_Given request_
Repeat the records below exactly, leaving out any pictures.

_Source material_

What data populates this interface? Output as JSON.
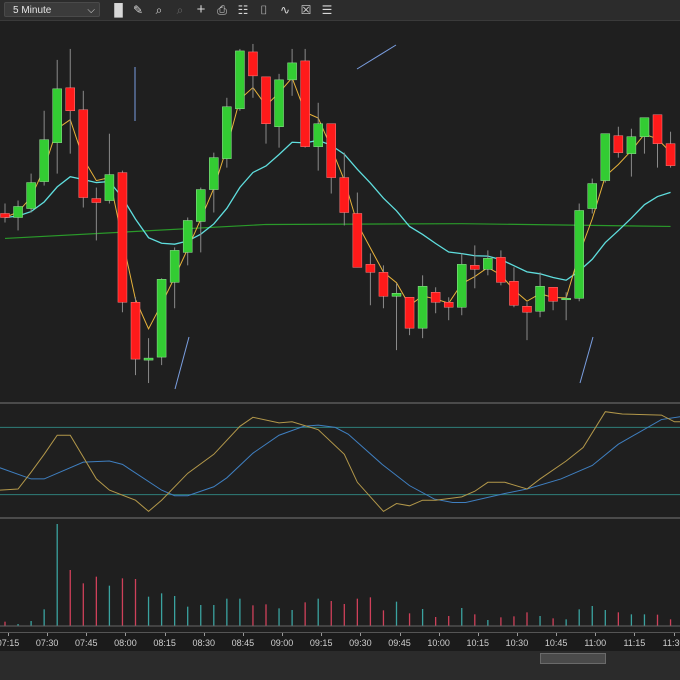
{
  "toolbar": {
    "interval": "5 Minute",
    "icons": [
      "bar-type",
      "draw-tools",
      "zoom-in",
      "zoom-out",
      "crosshair",
      "properties",
      "data-box",
      "chart-style",
      "indicators",
      "strategies",
      "templates"
    ]
  },
  "colors": {
    "up": "#33cc33",
    "down": "#ff1a1a",
    "fast_ma": "#e8b33a",
    "slow_ma": "#5fdede",
    "long_ma": "#2a9a2a",
    "osc_k": "#b3984a",
    "osc_d": "#3f7fc0",
    "vol_up": "#3aa3a0",
    "vol_down": "#d0405a",
    "level": "#2f7f7a"
  },
  "chart_data": {
    "type": "candlestick",
    "xlabel": "",
    "ylabel": "",
    "x_ticks": [
      "07:15",
      "07:30",
      "07:45",
      "08:00",
      "08:15",
      "08:30",
      "08:45",
      "09:00",
      "09:15",
      "09:30",
      "09:45",
      "10:00",
      "10:15",
      "10:30",
      "10:45",
      "11:00",
      "11:15",
      "11:30"
    ],
    "bar_interval_minutes": 5,
    "ylim": [
      0,
      95
    ],
    "candles": [
      [
        46.75,
        49.25,
        44.5,
        45.75
      ],
      [
        45.75,
        50,
        42.5,
        48.5
      ],
      [
        48,
        56.75,
        47,
        54.5
      ],
      [
        54.75,
        72.5,
        53.75,
        65.25
      ],
      [
        64.5,
        85.25,
        56.75,
        78
      ],
      [
        78.25,
        88,
        61.75,
        72.5
      ],
      [
        72.75,
        77.5,
        48.25,
        50.75
      ],
      [
        50.5,
        53.25,
        40,
        49.5
      ],
      [
        50,
        66.75,
        49.25,
        56.5
      ],
      [
        57,
        57.5,
        22,
        24.5
      ],
      [
        24.5,
        25.75,
        6.25,
        10.25
      ],
      [
        10,
        15.5,
        4.25,
        10.5
      ],
      [
        10.75,
        30.5,
        8.75,
        30.25
      ],
      [
        29.5,
        38.25,
        23,
        37.5
      ],
      [
        37,
        45.75,
        33.75,
        45
      ],
      [
        44.75,
        53.25,
        37,
        52.75
      ],
      [
        52.75,
        62,
        47,
        60.75
      ],
      [
        60.5,
        75.75,
        58.25,
        73.5
      ],
      [
        73,
        88,
        72.5,
        87.5
      ],
      [
        87.25,
        89.25,
        75.75,
        81.25
      ],
      [
        81,
        81,
        64.25,
        69.25
      ],
      [
        68.5,
        81.75,
        63.25,
        80.25
      ],
      [
        80.25,
        88,
        76.25,
        84.5
      ],
      [
        85,
        88,
        63.25,
        63.5
      ],
      [
        63.5,
        74.5,
        57.5,
        69.25
      ],
      [
        69.25,
        69.25,
        51.75,
        55.75
      ],
      [
        55.75,
        62,
        43.75,
        47
      ],
      [
        46.75,
        52,
        33.25,
        33.25
      ],
      [
        34,
        36.75,
        23.75,
        32
      ],
      [
        32,
        33.75,
        23,
        26
      ],
      [
        26,
        29.25,
        12.5,
        26.75
      ],
      [
        25.75,
        25.75,
        16.25,
        18
      ],
      [
        18,
        31.25,
        15.5,
        28.5
      ],
      [
        27,
        28.25,
        21.75,
        24.5
      ],
      [
        24.5,
        25.75,
        20,
        23.25
      ],
      [
        23.25,
        36.75,
        21.25,
        34
      ],
      [
        33.75,
        38.75,
        28,
        32.75
      ],
      [
        32.75,
        37.5,
        31.25,
        35.5
      ],
      [
        35.75,
        37.5,
        28.75,
        29.5
      ],
      [
        29.75,
        33.25,
        23.25,
        23.75
      ],
      [
        23.5,
        24.5,
        15,
        22
      ],
      [
        22.25,
        32,
        20.75,
        28.5
      ],
      [
        28.25,
        28.25,
        22.5,
        24.75
      ],
      [
        25.25,
        27,
        20,
        25.5
      ],
      [
        25.5,
        49.25,
        24.75,
        47.5
      ],
      [
        48,
        55.5,
        46.75,
        54.25
      ],
      [
        55,
        66.75,
        54.5,
        66.75
      ],
      [
        66.25,
        68.5,
        60.75,
        62
      ],
      [
        61.75,
        68,
        56,
        66
      ],
      [
        66,
        70.75,
        61.75,
        70.75
      ],
      [
        71.5,
        71.5,
        58.25,
        64.25
      ],
      [
        64.25,
        67.25,
        58.25,
        58.75
      ]
    ],
    "long_ma": [
      [
        0,
        40.5
      ],
      [
        20,
        44
      ],
      [
        35,
        44.2
      ],
      [
        51,
        43.5
      ]
    ],
    "oscillator": {
      "ylim": [
        0,
        100
      ],
      "levels": [
        80,
        20
      ],
      "k": [
        [
          -0.4,
          24
        ],
        [
          1,
          25
        ],
        [
          2,
          40
        ],
        [
          3,
          56
        ],
        [
          4,
          73
        ],
        [
          5,
          73
        ],
        [
          7,
          34
        ],
        [
          8,
          24
        ],
        [
          10,
          15
        ],
        [
          11,
          5
        ],
        [
          12,
          15
        ],
        [
          14,
          39
        ],
        [
          16,
          56
        ],
        [
          18,
          81
        ],
        [
          19,
          89
        ],
        [
          21,
          84
        ],
        [
          22,
          85
        ],
        [
          24,
          78
        ],
        [
          26,
          56
        ],
        [
          27,
          31
        ],
        [
          29,
          5
        ],
        [
          30,
          12
        ],
        [
          31,
          10
        ],
        [
          32,
          15
        ],
        [
          33,
          15
        ],
        [
          35,
          18
        ],
        [
          36,
          23
        ],
        [
          37,
          31
        ],
        [
          38.3,
          31
        ],
        [
          40,
          25
        ],
        [
          41,
          34
        ],
        [
          43,
          50
        ],
        [
          44.3,
          62
        ],
        [
          46,
          94
        ],
        [
          47.3,
          92
        ],
        [
          50.3,
          91
        ],
        [
          51.3,
          85
        ],
        [
          52,
          85
        ]
      ],
      "d": [
        [
          -0.4,
          44
        ],
        [
          2,
          34
        ],
        [
          3,
          34
        ],
        [
          6,
          49
        ],
        [
          8,
          50
        ],
        [
          9,
          47
        ],
        [
          12,
          24
        ],
        [
          13,
          19
        ],
        [
          14,
          19
        ],
        [
          16,
          27
        ],
        [
          17,
          35
        ],
        [
          19,
          57
        ],
        [
          21,
          73
        ],
        [
          22.9,
          81
        ],
        [
          24,
          82
        ],
        [
          25.3,
          80
        ],
        [
          26.3,
          74
        ],
        [
          28.9,
          47
        ],
        [
          31,
          28
        ],
        [
          32.9,
          16
        ],
        [
          34.3,
          13
        ],
        [
          35.3,
          13
        ],
        [
          38.3,
          21
        ],
        [
          40,
          25
        ],
        [
          42.6,
          34
        ],
        [
          45,
          46
        ],
        [
          47,
          65
        ],
        [
          50.3,
          87
        ],
        [
          52,
          90
        ]
      ]
    },
    "volume": [
      130,
      60,
      150,
      500,
      3060,
      1680,
      1280,
      1480,
      1210,
      1430,
      1410,
      880,
      980,
      900,
      580,
      630,
      630,
      820,
      820,
      620,
      650,
      530,
      480,
      710,
      820,
      750,
      660,
      820,
      860,
      470,
      730,
      380,
      510,
      270,
      300,
      540,
      350,
      180,
      260,
      290,
      410,
      300,
      230,
      200,
      500,
      600,
      480,
      410,
      350,
      350,
      340,
      200
    ]
  }
}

_Output_
What data populates this interface? Output as JSON.
{
  "toolbar": {
    "interval": "5 Minute",
    "icons": [
      "bar-type",
      "draw-tools",
      "zoom-in",
      "zoom-out",
      "crosshair",
      "properties",
      "data-box",
      "chart-style",
      "indicators",
      "strategies",
      "templates"
    ]
  },
  "colors": {
    "up": "#33cc33",
    "down": "#ff1a1a",
    "fast_ma": "#e8b33a",
    "slow_ma": "#5fdede",
    "long_ma": "#2a9a2a",
    "osc_k": "#b3984a",
    "osc_d": "#3f7fc0",
    "vol_up": "#3aa3a0",
    "vol_down": "#d0405a",
    "level": "#2f7f7a"
  },
  "chart_data": {
    "type": "candlestick",
    "xlabel": "",
    "ylabel": "",
    "x_ticks": [
      "07:15",
      "07:30",
      "07:45",
      "08:00",
      "08:15",
      "08:30",
      "08:45",
      "09:00",
      "09:15",
      "09:30",
      "09:45",
      "10:00",
      "10:15",
      "10:30",
      "10:45",
      "11:00",
      "11:15",
      "11:30"
    ],
    "bar_interval_minutes": 5,
    "ylim": [
      0,
      95
    ],
    "candles": [
      [
        46.75,
        49.25,
        44.5,
        45.75
      ],
      [
        45.75,
        50,
        42.5,
        48.5
      ],
      [
        48,
        56.75,
        47,
        54.5
      ],
      [
        54.75,
        72.5,
        53.75,
        65.25
      ],
      [
        64.5,
        85.25,
        56.75,
        78
      ],
      [
        78.25,
        88,
        61.75,
        72.5
      ],
      [
        72.75,
        77.5,
        48.25,
        50.75
      ],
      [
        50.5,
        53.25,
        40,
        49.5
      ],
      [
        50,
        66.75,
        49.25,
        56.5
      ],
      [
        57,
        57.5,
        22,
        24.5
      ],
      [
        24.5,
        25.75,
        6.25,
        10.25
      ],
      [
        10,
        15.5,
        4.25,
        10.5
      ],
      [
        10.75,
        30.5,
        8.75,
        30.25
      ],
      [
        29.5,
        38.25,
        23,
        37.5
      ],
      [
        37,
        45.75,
        33.75,
        45
      ],
      [
        44.75,
        53.25,
        37,
        52.75
      ],
      [
        52.75,
        62,
        47,
        60.75
      ],
      [
        60.5,
        75.75,
        58.25,
        73.5
      ],
      [
        73,
        88,
        72.5,
        87.5
      ],
      [
        87.25,
        89.25,
        75.75,
        81.25
      ],
      [
        81,
        81,
        64.25,
        69.25
      ],
      [
        68.5,
        81.75,
        63.25,
        80.25
      ],
      [
        80.25,
        88,
        76.25,
        84.5
      ],
      [
        85,
        88,
        63.25,
        63.5
      ],
      [
        63.5,
        74.5,
        57.5,
        69.25
      ],
      [
        69.25,
        69.25,
        51.75,
        55.75
      ],
      [
        55.75,
        62,
        43.75,
        47
      ],
      [
        46.75,
        52,
        33.25,
        33.25
      ],
      [
        34,
        36.75,
        23.75,
        32
      ],
      [
        32,
        33.75,
        23,
        26
      ],
      [
        26,
        29.25,
        12.5,
        26.75
      ],
      [
        25.75,
        25.75,
        16.25,
        18
      ],
      [
        18,
        31.25,
        15.5,
        28.5
      ],
      [
        27,
        28.25,
        21.75,
        24.5
      ],
      [
        24.5,
        25.75,
        20,
        23.25
      ],
      [
        23.25,
        36.75,
        21.25,
        34
      ],
      [
        33.75,
        38.75,
        28,
        32.75
      ],
      [
        32.75,
        37.5,
        31.25,
        35.5
      ],
      [
        35.75,
        37.5,
        28.75,
        29.5
      ],
      [
        29.75,
        33.25,
        23.25,
        23.75
      ],
      [
        23.5,
        24.5,
        15,
        22
      ],
      [
        22.25,
        32,
        20.75,
        28.5
      ],
      [
        28.25,
        28.25,
        22.5,
        24.75
      ],
      [
        25.25,
        27,
        20,
        25.5
      ],
      [
        25.5,
        49.25,
        24.75,
        47.5
      ],
      [
        48,
        55.5,
        46.75,
        54.25
      ],
      [
        55,
        66.75,
        54.5,
        66.75
      ],
      [
        66.25,
        68.5,
        60.75,
        62
      ],
      [
        61.75,
        68,
        56,
        66
      ],
      [
        66,
        70.75,
        61.75,
        70.75
      ],
      [
        71.5,
        71.5,
        58.25,
        64.25
      ],
      [
        64.25,
        67.25,
        58.25,
        58.75
      ]
    ],
    "long_ma": [
      [
        0,
        40.5
      ],
      [
        20,
        44
      ],
      [
        35,
        44.2
      ],
      [
        51,
        43.5
      ]
    ],
    "oscillator": {
      "ylim": [
        0,
        100
      ],
      "levels": [
        80,
        20
      ],
      "k": [
        [
          -0.4,
          24
        ],
        [
          1,
          25
        ],
        [
          2,
          40
        ],
        [
          3,
          56
        ],
        [
          4,
          73
        ],
        [
          5,
          73
        ],
        [
          7,
          34
        ],
        [
          8,
          24
        ],
        [
          10,
          15
        ],
        [
          11,
          5
        ],
        [
          12,
          15
        ],
        [
          14,
          39
        ],
        [
          16,
          56
        ],
        [
          18,
          81
        ],
        [
          19,
          89
        ],
        [
          21,
          84
        ],
        [
          22,
          85
        ],
        [
          24,
          78
        ],
        [
          26,
          56
        ],
        [
          27,
          31
        ],
        [
          29,
          5
        ],
        [
          30,
          12
        ],
        [
          31,
          10
        ],
        [
          32,
          15
        ],
        [
          33,
          15
        ],
        [
          35,
          18
        ],
        [
          36,
          23
        ],
        [
          37,
          31
        ],
        [
          38.3,
          31
        ],
        [
          40,
          25
        ],
        [
          41,
          34
        ],
        [
          43,
          50
        ],
        [
          44.3,
          62
        ],
        [
          46,
          94
        ],
        [
          47.3,
          92
        ],
        [
          50.3,
          91
        ],
        [
          51.3,
          85
        ],
        [
          52,
          85
        ]
      ],
      "d": [
        [
          -0.4,
          44
        ],
        [
          2,
          34
        ],
        [
          3,
          34
        ],
        [
          6,
          49
        ],
        [
          8,
          50
        ],
        [
          9,
          47
        ],
        [
          12,
          24
        ],
        [
          13,
          19
        ],
        [
          14,
          19
        ],
        [
          16,
          27
        ],
        [
          17,
          35
        ],
        [
          19,
          57
        ],
        [
          21,
          73
        ],
        [
          22.9,
          81
        ],
        [
          24,
          82
        ],
        [
          25.3,
          80
        ],
        [
          26.3,
          74
        ],
        [
          28.9,
          47
        ],
        [
          31,
          28
        ],
        [
          32.9,
          16
        ],
        [
          34.3,
          13
        ],
        [
          35.3,
          13
        ],
        [
          38.3,
          21
        ],
        [
          40,
          25
        ],
        [
          42.6,
          34
        ],
        [
          45,
          46
        ],
        [
          47,
          65
        ],
        [
          50.3,
          87
        ],
        [
          52,
          90
        ]
      ]
    },
    "volume": [
      130,
      60,
      150,
      500,
      3060,
      1680,
      1280,
      1480,
      1210,
      1430,
      1410,
      880,
      980,
      900,
      580,
      630,
      630,
      820,
      820,
      620,
      650,
      530,
      480,
      710,
      820,
      750,
      660,
      820,
      860,
      470,
      730,
      380,
      510,
      270,
      300,
      540,
      350,
      180,
      260,
      290,
      410,
      300,
      230,
      200,
      500,
      600,
      480,
      410,
      350,
      350,
      340,
      200
    ]
  }
}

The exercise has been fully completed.